| Aim |
Your answer should be only a number: how many lines include the word "مؤمنا".

◆ ◆ ◆ ◆ ◆

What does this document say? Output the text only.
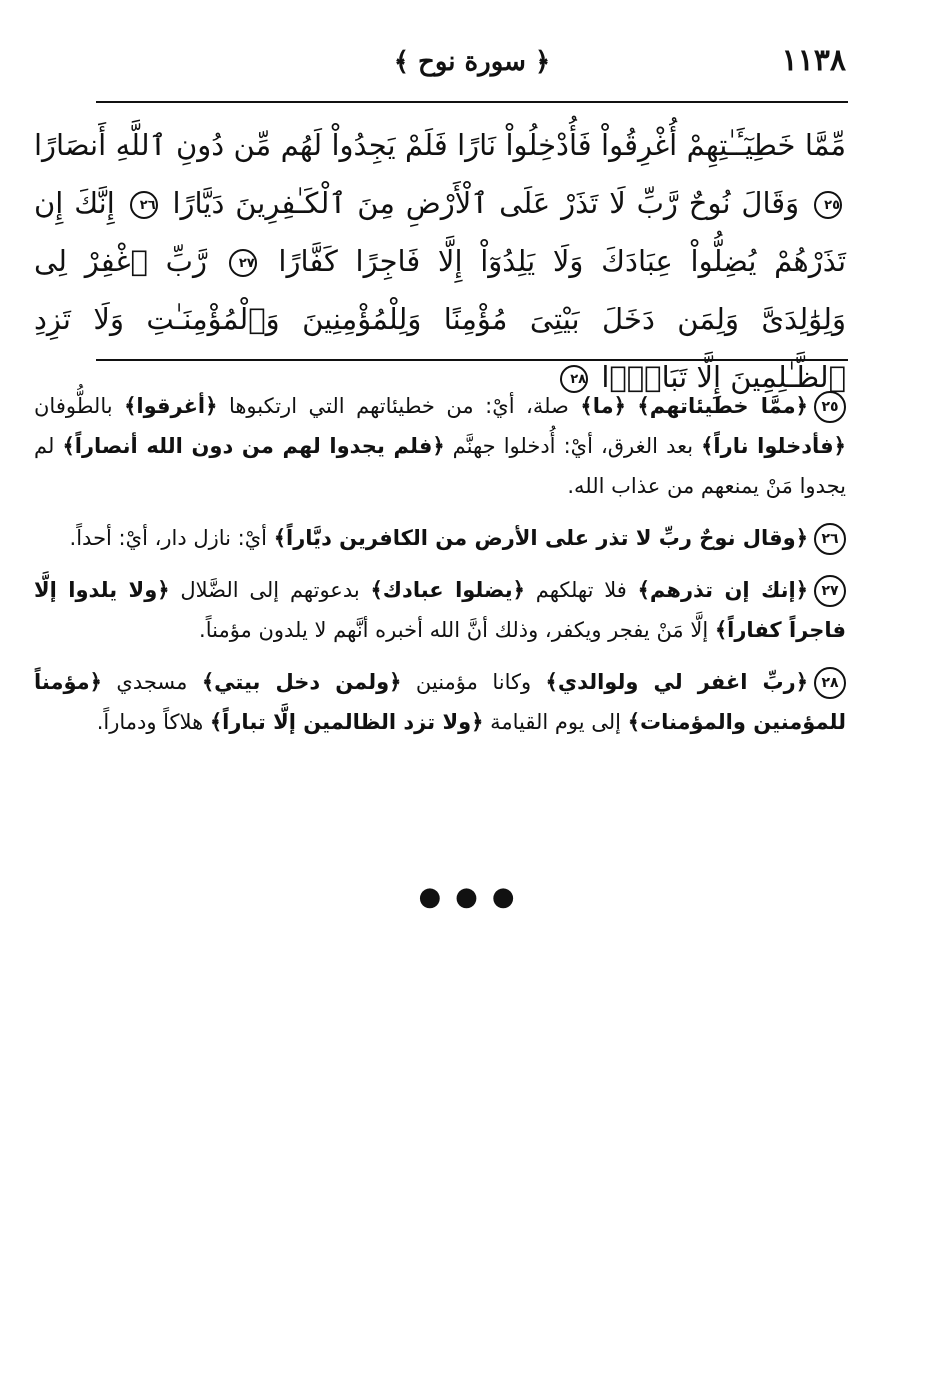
١١٣٨
﴿ سورة نوح ﴾
مِّمَّا خَطِيٓـَٔـٰتِهِمْ أُغْرِقُواْ فَأُدْخِلُواْ نَارًا فَلَمْ يَجِدُواْ لَهُم مِّن دُونِ ٱللَّهِ أَنصَارًا ٢٥ وَقَالَ نُوحٌ رَّبِّ لَا تَذَرْ عَلَى ٱلْأَرْضِ مِنَ ٱلْكَـٰفِرِينَ دَيَّارًا ٢٦ إِنَّكَ إِن تَذَرْهُمْ يُضِلُّواْ عِبَادَكَ وَلَا يَلِدُوٓاْ إِلَّا فَاجِرًا كَفَّارًا ٢٧ رَّبِّ ٱغْفِرْ لِى وَلِوَٰلِدَىَّ وَلِمَن دَخَلَ بَيْتِىَ مُؤْمِنًا وَلِلْمُؤْمِنِينَ وَٱلْمُؤْمِنَـٰتِ وَلَا تَزِدِ ٱلظَّـٰلِمِينَ إِلَّا تَبَارًۢا ٢٨
٢٥﴿ممَّا خطيئاتهم﴾ ﴿ما﴾ صلة، أيْ: من خطيئاتهم التي ارتكبوها ﴿أغرقوا﴾ بالطُّوفان ﴿فأدخلوا ناراً﴾ بعد الغرق، أيْ: أُدخلوا جهنَّم ﴿فلم يجدوا لهم من دون الله أنصاراً﴾ لم يجدوا مَنْ يمنعهم من عذاب الله.
٢٦﴿وقال نوحٌ ربِّ لا تذر على الأرض من الكافرين ديَّاراً﴾ أيْ: نازل دار، أيْ: أحداً.
٢٧﴿إنك إن تذرهم﴾ فلا تهلكهم ﴿يضلوا عبادك﴾ بدعوتهم إلى الضَّلال ﴿ولا يلدوا إلَّا فاجراً كفاراً﴾ إلَّا مَنْ يفجر ويكفر، وذلك أنَّ الله أخبره أنَّهم لا يلدون مؤمناً.
٢٨﴿ربِّ اغفر لي ولوالدي﴾ وكانا مؤمنين ﴿ولمن دخل بيتي﴾ مسجدي ﴿مؤمناً للمؤمنين والمؤمنات﴾ إلى يوم القيامة ﴿ولا تزد الظالمين إلَّا تباراً﴾ هلاكاً ودماراً.
●●●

◆ ◆ ◆ ◆ ◆

| Written response |
2